- TASK BRIEF -
Identify each line containing the word "hair" and copy it.

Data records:
◇ ◇ ◇ ◇ ◇ ◇ ◇

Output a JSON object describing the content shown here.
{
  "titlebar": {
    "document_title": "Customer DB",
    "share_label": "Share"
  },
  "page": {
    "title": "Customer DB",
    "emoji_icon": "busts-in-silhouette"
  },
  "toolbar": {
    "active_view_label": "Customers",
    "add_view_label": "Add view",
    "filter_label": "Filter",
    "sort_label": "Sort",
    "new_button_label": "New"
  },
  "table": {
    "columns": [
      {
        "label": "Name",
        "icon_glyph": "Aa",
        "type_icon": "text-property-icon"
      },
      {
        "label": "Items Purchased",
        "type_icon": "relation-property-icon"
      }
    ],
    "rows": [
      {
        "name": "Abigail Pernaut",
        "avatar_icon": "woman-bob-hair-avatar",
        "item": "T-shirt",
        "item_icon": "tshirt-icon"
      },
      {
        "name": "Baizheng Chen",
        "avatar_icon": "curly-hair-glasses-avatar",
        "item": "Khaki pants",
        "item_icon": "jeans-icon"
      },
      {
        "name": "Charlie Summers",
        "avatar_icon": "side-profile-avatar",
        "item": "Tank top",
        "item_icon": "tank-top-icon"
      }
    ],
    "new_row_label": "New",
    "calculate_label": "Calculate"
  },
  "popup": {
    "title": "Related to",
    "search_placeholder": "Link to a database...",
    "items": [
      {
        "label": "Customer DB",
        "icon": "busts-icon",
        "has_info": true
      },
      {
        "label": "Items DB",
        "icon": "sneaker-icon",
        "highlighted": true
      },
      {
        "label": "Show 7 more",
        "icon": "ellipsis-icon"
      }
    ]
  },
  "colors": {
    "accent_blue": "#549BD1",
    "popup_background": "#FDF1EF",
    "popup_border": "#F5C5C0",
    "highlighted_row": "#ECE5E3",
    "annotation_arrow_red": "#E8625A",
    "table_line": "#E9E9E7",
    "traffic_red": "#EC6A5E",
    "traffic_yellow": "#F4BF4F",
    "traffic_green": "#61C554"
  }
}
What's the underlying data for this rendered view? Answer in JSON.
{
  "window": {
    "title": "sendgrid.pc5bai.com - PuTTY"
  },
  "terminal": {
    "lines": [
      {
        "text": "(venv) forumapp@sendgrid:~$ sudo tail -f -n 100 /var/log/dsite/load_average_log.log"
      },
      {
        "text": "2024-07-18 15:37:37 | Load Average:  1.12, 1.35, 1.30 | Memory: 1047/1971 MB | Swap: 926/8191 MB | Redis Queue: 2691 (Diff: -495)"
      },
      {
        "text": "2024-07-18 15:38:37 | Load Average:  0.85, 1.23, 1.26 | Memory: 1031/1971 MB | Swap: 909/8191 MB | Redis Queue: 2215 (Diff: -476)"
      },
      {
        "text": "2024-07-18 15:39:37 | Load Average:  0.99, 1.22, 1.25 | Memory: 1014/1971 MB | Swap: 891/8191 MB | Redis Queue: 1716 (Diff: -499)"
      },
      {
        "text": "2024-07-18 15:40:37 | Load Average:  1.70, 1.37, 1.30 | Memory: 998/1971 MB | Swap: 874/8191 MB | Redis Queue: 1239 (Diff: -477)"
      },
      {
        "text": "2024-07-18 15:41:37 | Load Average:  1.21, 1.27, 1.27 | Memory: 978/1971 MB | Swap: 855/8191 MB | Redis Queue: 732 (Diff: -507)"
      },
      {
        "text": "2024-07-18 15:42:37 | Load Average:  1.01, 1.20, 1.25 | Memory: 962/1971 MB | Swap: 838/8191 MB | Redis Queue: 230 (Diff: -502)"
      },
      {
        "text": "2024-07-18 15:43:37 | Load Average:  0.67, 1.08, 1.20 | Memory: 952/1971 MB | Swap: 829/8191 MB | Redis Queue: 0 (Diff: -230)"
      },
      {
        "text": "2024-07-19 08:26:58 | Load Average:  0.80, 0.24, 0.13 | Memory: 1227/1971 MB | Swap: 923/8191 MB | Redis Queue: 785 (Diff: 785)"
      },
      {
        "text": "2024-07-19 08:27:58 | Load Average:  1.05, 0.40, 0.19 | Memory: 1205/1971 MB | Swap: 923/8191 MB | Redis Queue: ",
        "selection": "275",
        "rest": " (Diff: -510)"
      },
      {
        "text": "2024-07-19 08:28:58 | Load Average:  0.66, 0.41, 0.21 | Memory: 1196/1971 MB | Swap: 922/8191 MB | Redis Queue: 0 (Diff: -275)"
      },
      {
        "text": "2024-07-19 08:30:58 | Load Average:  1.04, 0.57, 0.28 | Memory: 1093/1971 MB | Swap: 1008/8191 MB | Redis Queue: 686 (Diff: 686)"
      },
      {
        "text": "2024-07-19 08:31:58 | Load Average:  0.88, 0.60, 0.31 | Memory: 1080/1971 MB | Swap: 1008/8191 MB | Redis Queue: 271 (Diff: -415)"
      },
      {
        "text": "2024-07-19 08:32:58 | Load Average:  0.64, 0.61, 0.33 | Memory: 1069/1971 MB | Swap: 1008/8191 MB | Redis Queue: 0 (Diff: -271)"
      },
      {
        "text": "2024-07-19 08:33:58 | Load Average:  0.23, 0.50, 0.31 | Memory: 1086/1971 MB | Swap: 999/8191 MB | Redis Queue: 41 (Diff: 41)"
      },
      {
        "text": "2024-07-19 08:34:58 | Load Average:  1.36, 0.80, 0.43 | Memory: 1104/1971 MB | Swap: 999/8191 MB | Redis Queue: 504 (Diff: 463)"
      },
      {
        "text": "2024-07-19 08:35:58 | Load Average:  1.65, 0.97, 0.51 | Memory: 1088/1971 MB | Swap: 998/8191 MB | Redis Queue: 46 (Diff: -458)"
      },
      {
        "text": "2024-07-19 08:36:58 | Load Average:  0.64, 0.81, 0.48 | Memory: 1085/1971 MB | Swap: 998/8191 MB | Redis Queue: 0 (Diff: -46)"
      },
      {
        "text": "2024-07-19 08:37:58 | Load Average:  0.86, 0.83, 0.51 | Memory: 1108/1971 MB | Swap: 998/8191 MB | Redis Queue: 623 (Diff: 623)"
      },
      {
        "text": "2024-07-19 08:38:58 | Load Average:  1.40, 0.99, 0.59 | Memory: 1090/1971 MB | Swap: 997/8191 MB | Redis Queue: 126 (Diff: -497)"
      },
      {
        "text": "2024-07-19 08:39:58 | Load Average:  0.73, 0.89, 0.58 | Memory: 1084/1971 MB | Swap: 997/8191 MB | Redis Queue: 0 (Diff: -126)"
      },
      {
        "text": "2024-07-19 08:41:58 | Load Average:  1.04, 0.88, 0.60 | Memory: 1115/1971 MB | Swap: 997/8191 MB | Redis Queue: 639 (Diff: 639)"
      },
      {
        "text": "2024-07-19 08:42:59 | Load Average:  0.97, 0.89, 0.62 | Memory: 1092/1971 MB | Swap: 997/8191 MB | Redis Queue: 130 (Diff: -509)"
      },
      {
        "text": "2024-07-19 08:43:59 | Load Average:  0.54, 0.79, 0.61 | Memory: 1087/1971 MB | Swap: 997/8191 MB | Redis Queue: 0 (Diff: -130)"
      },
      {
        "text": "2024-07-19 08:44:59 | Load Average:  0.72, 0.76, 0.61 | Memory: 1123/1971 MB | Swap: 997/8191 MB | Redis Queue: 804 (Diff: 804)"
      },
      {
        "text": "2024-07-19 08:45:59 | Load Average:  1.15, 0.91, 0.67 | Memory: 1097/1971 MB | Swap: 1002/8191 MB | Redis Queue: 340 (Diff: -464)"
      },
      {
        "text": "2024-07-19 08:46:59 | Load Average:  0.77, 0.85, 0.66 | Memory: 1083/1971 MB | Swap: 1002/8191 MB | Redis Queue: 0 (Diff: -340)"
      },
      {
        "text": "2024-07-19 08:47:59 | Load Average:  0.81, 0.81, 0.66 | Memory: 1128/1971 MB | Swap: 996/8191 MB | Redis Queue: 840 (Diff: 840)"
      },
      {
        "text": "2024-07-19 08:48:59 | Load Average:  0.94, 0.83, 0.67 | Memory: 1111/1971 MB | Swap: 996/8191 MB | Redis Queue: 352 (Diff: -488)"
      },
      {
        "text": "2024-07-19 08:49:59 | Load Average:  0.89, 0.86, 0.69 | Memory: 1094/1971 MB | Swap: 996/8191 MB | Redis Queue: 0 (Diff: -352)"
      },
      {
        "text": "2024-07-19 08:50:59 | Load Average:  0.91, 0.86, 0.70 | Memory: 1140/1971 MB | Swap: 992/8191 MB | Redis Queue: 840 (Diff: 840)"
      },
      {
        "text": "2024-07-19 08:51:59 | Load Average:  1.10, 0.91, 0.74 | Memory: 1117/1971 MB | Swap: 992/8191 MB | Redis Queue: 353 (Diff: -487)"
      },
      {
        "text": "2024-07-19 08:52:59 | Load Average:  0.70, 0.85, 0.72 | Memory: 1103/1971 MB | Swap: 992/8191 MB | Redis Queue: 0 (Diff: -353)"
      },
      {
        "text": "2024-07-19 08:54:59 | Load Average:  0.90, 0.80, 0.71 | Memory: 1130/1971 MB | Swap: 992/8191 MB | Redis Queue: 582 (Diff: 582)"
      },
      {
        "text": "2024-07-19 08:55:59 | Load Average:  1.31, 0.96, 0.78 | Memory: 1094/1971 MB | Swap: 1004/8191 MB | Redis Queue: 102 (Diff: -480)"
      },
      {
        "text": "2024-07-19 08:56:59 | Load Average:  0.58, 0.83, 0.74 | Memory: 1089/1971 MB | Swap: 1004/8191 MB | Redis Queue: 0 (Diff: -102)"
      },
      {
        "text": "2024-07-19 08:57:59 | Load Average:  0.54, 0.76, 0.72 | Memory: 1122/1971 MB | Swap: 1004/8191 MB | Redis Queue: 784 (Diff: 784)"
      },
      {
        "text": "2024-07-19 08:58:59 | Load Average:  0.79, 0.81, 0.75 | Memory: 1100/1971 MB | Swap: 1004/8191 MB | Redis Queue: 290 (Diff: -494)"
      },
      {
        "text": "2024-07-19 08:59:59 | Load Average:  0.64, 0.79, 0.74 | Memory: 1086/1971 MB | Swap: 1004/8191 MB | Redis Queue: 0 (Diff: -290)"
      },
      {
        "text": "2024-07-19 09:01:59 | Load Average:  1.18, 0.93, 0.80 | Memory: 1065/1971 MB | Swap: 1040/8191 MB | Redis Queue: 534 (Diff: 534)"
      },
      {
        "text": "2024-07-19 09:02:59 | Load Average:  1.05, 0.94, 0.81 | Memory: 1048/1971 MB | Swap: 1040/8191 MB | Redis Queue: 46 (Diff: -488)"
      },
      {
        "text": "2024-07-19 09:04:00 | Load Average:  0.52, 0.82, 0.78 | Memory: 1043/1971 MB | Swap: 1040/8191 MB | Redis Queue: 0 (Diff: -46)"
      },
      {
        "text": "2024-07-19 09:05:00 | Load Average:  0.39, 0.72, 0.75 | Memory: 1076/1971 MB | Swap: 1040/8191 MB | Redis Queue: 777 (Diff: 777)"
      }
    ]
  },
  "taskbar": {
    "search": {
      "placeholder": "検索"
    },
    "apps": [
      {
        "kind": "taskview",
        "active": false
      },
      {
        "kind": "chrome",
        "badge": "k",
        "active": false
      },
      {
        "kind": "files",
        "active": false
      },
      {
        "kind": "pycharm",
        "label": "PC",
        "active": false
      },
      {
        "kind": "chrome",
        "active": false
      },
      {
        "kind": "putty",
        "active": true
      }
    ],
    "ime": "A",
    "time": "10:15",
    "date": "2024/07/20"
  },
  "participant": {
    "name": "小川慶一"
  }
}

◇ ◇ ◇ ◇ ◇ ◇ ◇

- FINAL ANSWER -
        "avatar_icon": "woman-bob-hair-avatar",
        "avatar_icon": "curly-hair-glasses-avatar",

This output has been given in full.